What you will do>
Show every line below where "consent" can be found.

Input records>
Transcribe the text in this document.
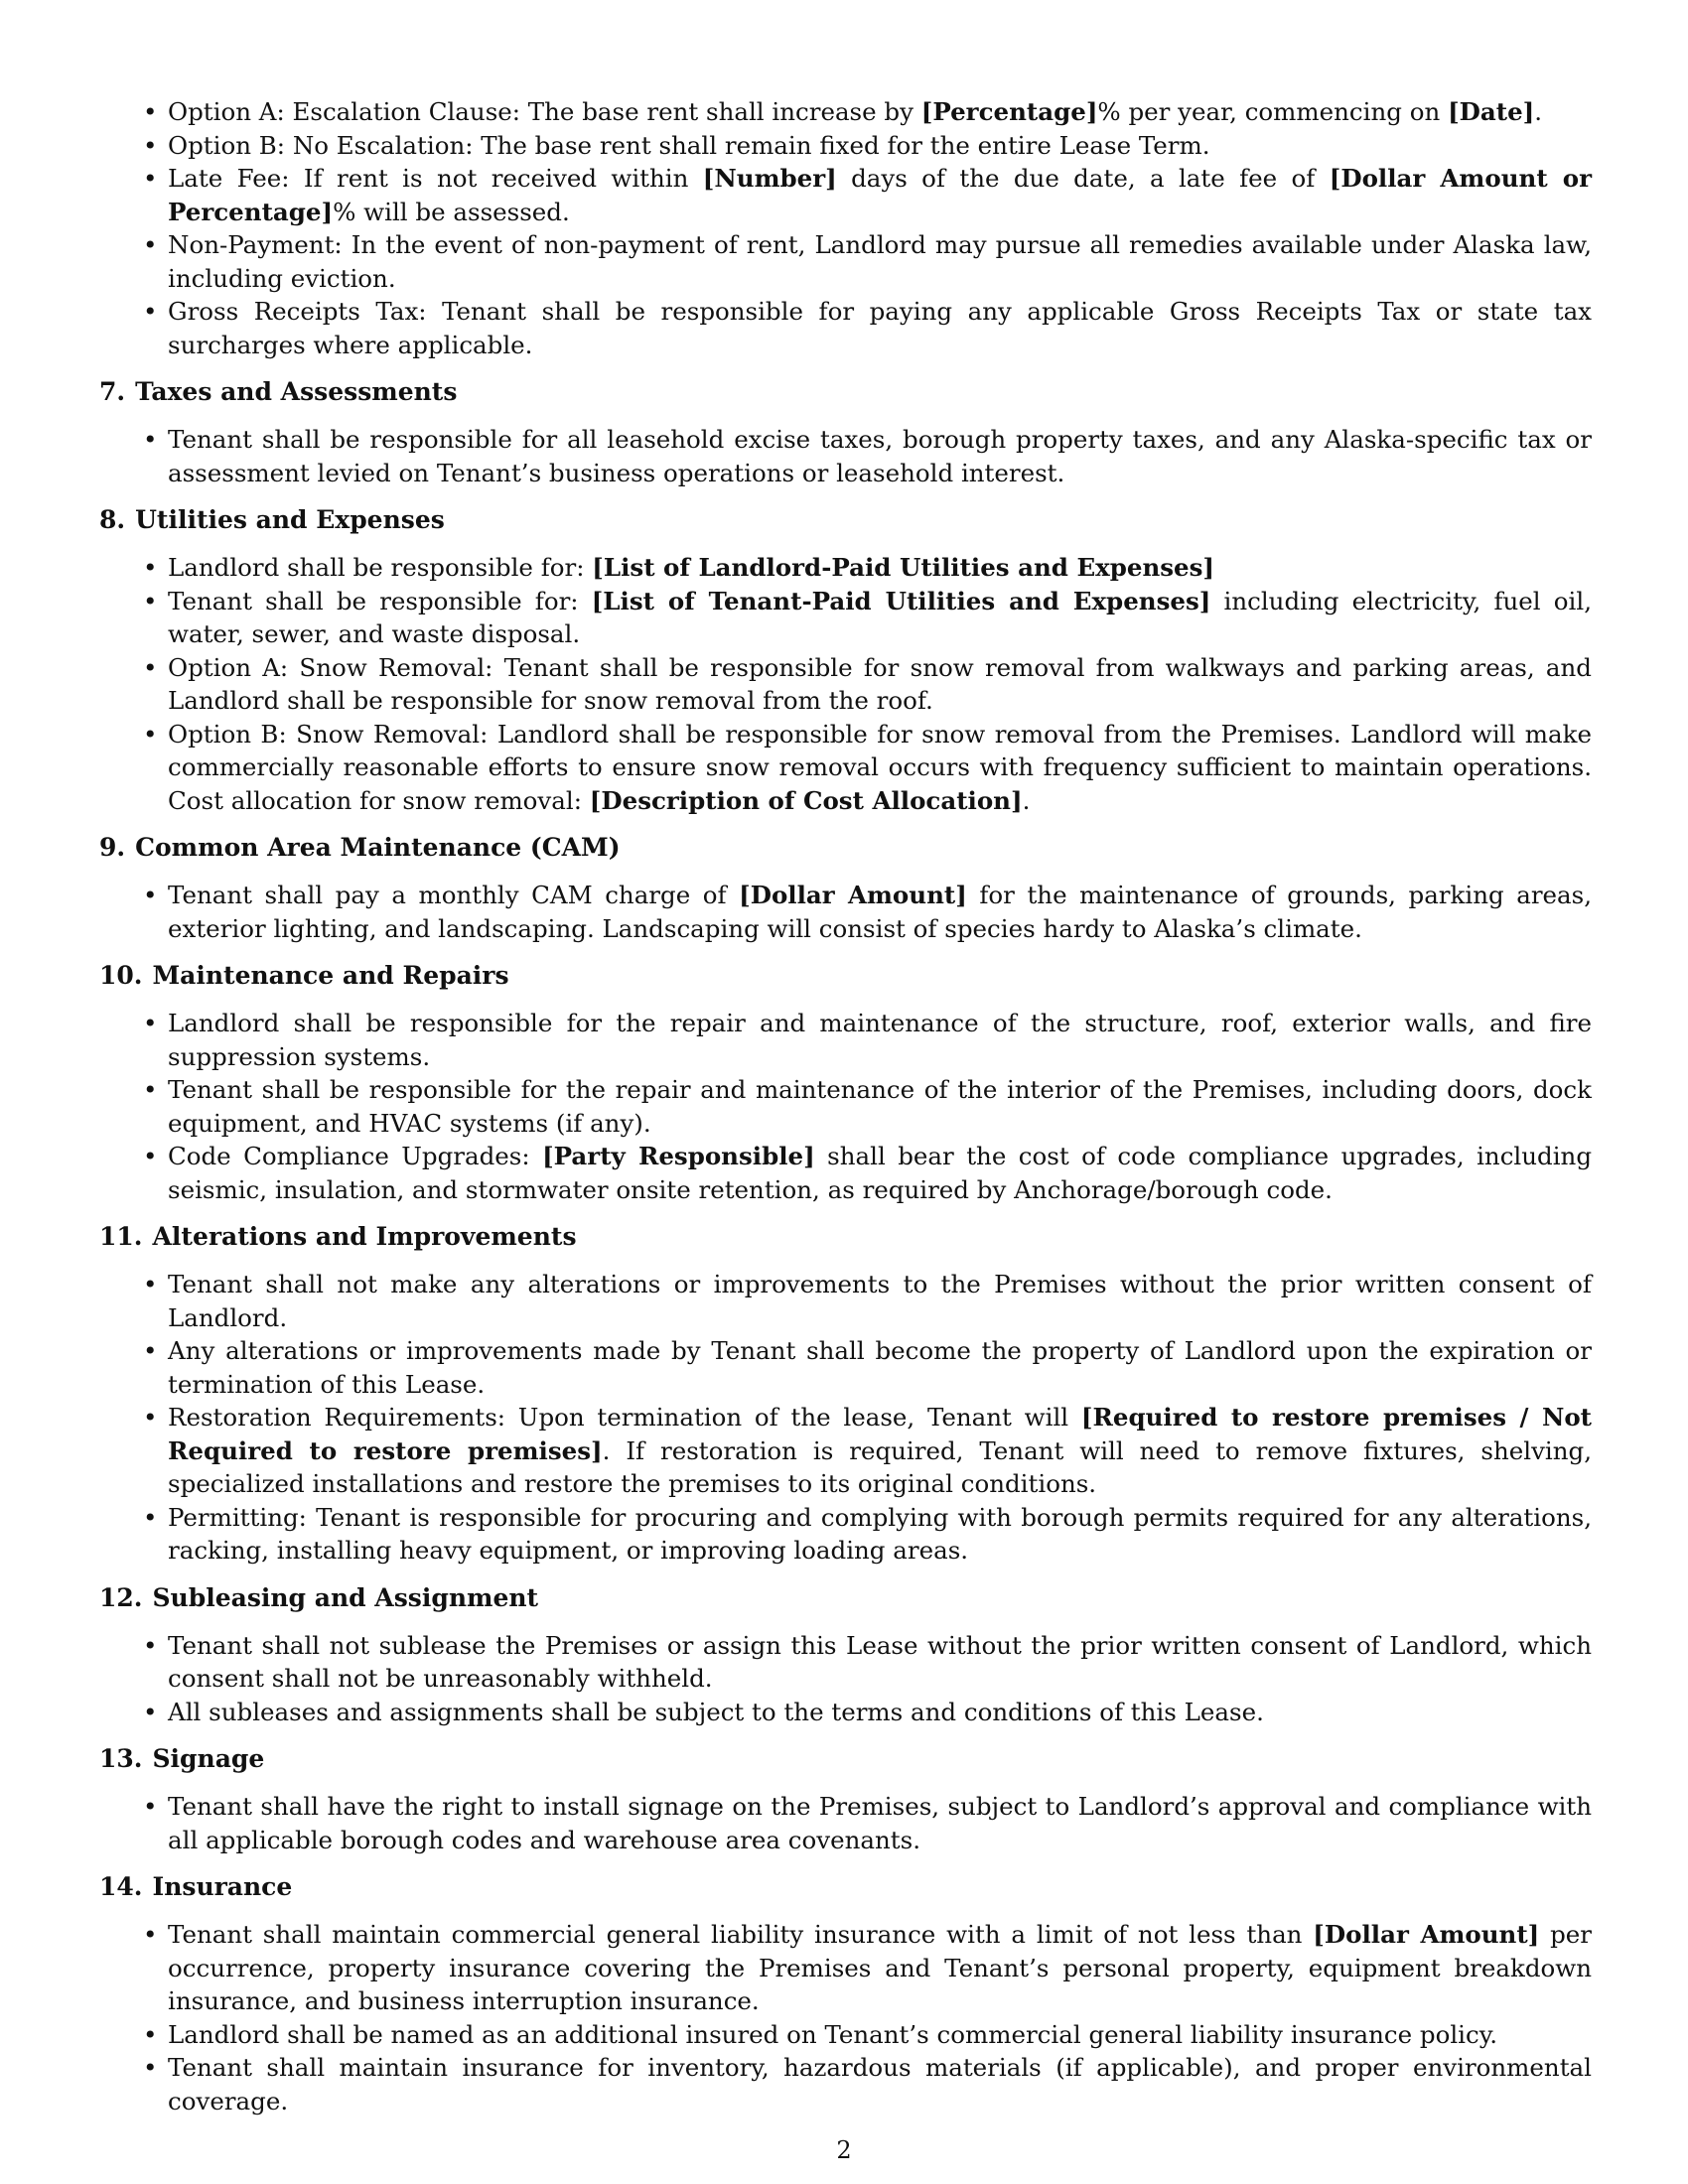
• Option A: Escalation Clause: The base rent shall increase by [Percentage]% per year, commencing on [Date].
• Option B: No Escalation: The base rent shall remain fixed for the entire Lease Term.
• Late Fee: If rent is not received within [Number] days of the due date, a late fee of [Dollar Amount or Percentage]% will be assessed.
• Non-Payment: In the event of non-payment of rent, Landlord may pursue all remedies available under Alaska law, including eviction.
• Gross Receipts Tax: Tenant shall be responsible for paying any applicable Gross Receipts Tax or state tax surcharges where applicable.
7. Taxes and Assessments
• Tenant shall be responsible for all leasehold excise taxes, borough property taxes, and any Alaska-specific tax or assessment levied on Tenant’s business operations or leasehold interest.
8. Utilities and Expenses
• Landlord shall be responsible for: [List of Landlord-Paid Utilities and Expenses]
• Tenant shall be responsible for: [List of Tenant-Paid Utilities and Expenses] including electricity, fuel oil, water, sewer, and waste disposal.
• Option A: Snow Removal: Tenant shall be responsible for snow removal from walkways and parking areas, and Landlord shall be responsible for snow removal from the roof.
• Option B: Snow Removal: Landlord shall be responsible for snow removal from the Premises. Landlord will make commercially reasonable efforts to ensure snow removal occurs with frequency sufficient to maintain operations. Cost allocation for snow removal: [Description of Cost Allocation].
9. Common Area Maintenance (CAM)
• Tenant shall pay a monthly CAM charge of [Dollar Amount] for the maintenance of grounds, parking areas, exterior lighting, and landscaping. Landscaping will consist of species hardy to Alaska’s climate.
10. Maintenance and Repairs
• Landlord shall be responsible for the repair and maintenance of the structure, roof, exterior walls, and fire suppression systems.
• Tenant shall be responsible for the repair and maintenance of the interior of the Premises, including doors, dock equipment, and HVAC systems (if any).
• Code Compliance Upgrades: [Party Responsible] shall bear the cost of code compliance upgrades, including seismic, insulation, and stormwater onsite retention, as required by Anchorage/borough code.
11. Alterations and Improvements
• Tenant shall not make any alterations or improvements to the Premises without the prior written consent of Landlord.
• Any alterations or improvements made by Tenant shall become the property of Landlord upon the expiration or termination of this Lease.
• Restoration Requirements: Upon termination of the lease, Tenant will [Required to restore premises / Not Required to restore premises]. If restoration is required, Tenant will need to remove fixtures, shelving, specialized installations and restore the premises to its original conditions.
• Permitting: Tenant is responsible for procuring and complying with borough permits required for any alterations, racking, installing heavy equipment, or improving loading areas.
12. Subleasing and Assignment
• Tenant shall not sublease the Premises or assign this Lease without the prior written consent of Landlord, which consent shall not be unreasonably withheld.
• All subleases and assignments shall be subject to the terms and conditions of this Lease.
13. Signage
• Tenant shall have the right to install signage on the Premises, subject to Landlord’s approval and compliance with all applicable borough codes and warehouse area covenants.
14. Insurance
• Tenant shall maintain commercial general liability insurance with a limit of not less than [Dollar Amount] per occurrence, property insurance covering the Premises and Tenant’s personal property, equipment breakdown insurance, and business interruption insurance.
• Landlord shall be named as an additional insured on Tenant’s commercial general liability insurance policy.
• Tenant shall maintain insurance for inventory, hazardous materials (if applicable), and proper environmental coverage.
2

Finished task>
• Tenant shall not make any alterations or improvements to the Premises without the prior written consent of Landlord.
• Tenant shall not sublease the Premises or assign this Lease without the prior written consent of Landlord, which consent shall not be unreasonably withheld.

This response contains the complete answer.